■ **Exercise objective**:
Your task is to restate the data word for word.

■ **Data supplied**:
★ ★ ★ ★

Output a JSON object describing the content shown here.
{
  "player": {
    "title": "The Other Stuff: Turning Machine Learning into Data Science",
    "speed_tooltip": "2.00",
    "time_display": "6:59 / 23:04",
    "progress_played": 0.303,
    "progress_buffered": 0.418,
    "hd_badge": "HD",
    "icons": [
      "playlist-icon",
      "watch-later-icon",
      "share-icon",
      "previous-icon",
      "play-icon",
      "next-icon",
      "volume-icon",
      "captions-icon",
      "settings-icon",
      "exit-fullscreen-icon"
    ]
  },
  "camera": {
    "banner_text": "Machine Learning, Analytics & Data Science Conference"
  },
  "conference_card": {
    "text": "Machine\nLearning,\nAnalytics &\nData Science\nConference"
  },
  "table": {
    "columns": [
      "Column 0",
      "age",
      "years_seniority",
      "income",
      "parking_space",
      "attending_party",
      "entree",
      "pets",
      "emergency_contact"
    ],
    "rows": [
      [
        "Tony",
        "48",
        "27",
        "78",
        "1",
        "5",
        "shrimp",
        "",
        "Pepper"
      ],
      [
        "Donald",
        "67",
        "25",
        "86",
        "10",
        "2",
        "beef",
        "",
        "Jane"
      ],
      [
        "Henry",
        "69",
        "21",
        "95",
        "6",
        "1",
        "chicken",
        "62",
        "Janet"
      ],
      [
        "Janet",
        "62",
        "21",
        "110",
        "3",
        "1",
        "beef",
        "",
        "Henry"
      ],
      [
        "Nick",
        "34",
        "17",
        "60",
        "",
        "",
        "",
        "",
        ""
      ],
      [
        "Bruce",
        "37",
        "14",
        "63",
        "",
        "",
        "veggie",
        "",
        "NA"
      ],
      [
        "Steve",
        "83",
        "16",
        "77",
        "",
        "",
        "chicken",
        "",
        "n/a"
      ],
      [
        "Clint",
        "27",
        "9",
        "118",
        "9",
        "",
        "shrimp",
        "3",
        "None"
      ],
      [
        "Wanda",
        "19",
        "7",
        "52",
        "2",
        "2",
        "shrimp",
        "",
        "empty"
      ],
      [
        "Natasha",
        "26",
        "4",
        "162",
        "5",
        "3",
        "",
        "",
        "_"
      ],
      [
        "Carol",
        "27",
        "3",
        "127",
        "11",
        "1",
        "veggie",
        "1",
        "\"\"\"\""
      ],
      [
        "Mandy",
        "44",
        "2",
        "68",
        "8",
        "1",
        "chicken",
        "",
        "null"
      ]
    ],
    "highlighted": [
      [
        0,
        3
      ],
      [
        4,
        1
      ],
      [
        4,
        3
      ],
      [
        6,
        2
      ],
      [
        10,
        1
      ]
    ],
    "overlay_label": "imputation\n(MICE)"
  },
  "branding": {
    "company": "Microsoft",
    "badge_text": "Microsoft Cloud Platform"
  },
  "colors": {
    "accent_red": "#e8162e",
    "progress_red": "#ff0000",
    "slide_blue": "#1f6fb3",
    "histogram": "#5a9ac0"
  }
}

★ ★ ★ ★

■ **Full answer**:
Output a JSON object describing the content shown here.
{
  "player": {
    "title": "The Other Stuff: Turning Machine Learning into Data Science",
    "speed_tooltip": "2.00",
    "time_display": "6:59 / 23:04",
    "progress_played": 0.303,
    "progress_buffered": 0.418,
    "hd_badge": "HD",
    "icons": [
      "playlist-icon",
      "watch-later-icon",
      "share-icon",
      "previous-icon",
      "play-icon",
      "next-icon",
      "volume-icon",
      "captions-icon",
      "settings-icon",
      "exit-fullscreen-icon"
    ]
  },
  "camera": {
    "banner_text": "Machine Learning, Analytics & Data Science Conference"
  },
  "conference_card": {
    "text": "Machine\nLearning,\nAnalytics &\nData Science\nConference"
  },
  "table": {
    "columns": [
      "Column 0",
      "age",
      "years_seniority",
      "income",
      "parking_space",
      "attending_party",
      "entree",
      "pets",
      "emergency_contact"
    ],
    "rows": [
      [
        "Tony",
        "48",
        "27",
        "78",
        "1",
        "5",
        "shrimp",
        "",
        "Pepper"
      ],
      [
        "Donald",
        "67",
        "25",
        "86",
        "10",
        "2",
        "beef",
        "",
        "Jane"
      ],
      [
        "Henry",
        "69",
        "21",
        "95",
        "6",
        "1",
        "chicken",
        "62",
        "Janet"
      ],
      [
        "Janet",
        "62",
        "21",
        "110",
        "3",
        "1",
        "beef",
        "",
        "Henry"
      ],
      [
        "Nick",
        "34",
        "17",
        "60",
        "",
        "",
        "",
        "",
        ""
      ],
      [
        "Bruce",
        "37",
        "14",
        "63",
        "",
        "",
        "veggie",
        "",
        "NA"
      ],
      [
        "Steve",
        "83",
        "16",
        "77",
        "",
        "",
        "chicken",
        "",
        "n/a"
      ],
      [
        "Clint",
        "27",
        "9",
        "118",
        "9",
        "",
        "shrimp",
        "3",
        "None"
      ],
      [
        "Wanda",
        "19",
        "7",
        "52",
        "2",
        "2",
        "shrimp",
        "",
        "empty"
      ],
      [
        "Natasha",
        "26",
        "4",
        "162",
        "5",
        "3",
        "",
        "",
        "_"
      ],
      [
        "Carol",
        "27",
        "3",
        "127",
        "11",
        "1",
        "veggie",
        "1",
        "\"\"\"\""
      ],
      [
        "Mandy",
        "44",
        "2",
        "68",
        "8",
        "1",
        "chicken",
        "",
        "null"
      ]
    ],
    "highlighted": [
      [
        0,
        3
      ],
      [
        4,
        1
      ],
      [
        4,
        3
      ],
      [
        6,
        2
      ],
      [
        10,
        1
      ]
    ],
    "overlay_label": "imputation\n(MICE)"
  },
  "branding": {
    "company": "Microsoft",
    "badge_text": "Microsoft Cloud Platform"
  },
  "colors": {
    "accent_red": "#e8162e",
    "progress_red": "#ff0000",
    "slide_blue": "#1f6fb3",
    "histogram": "#5a9ac0"
  }
}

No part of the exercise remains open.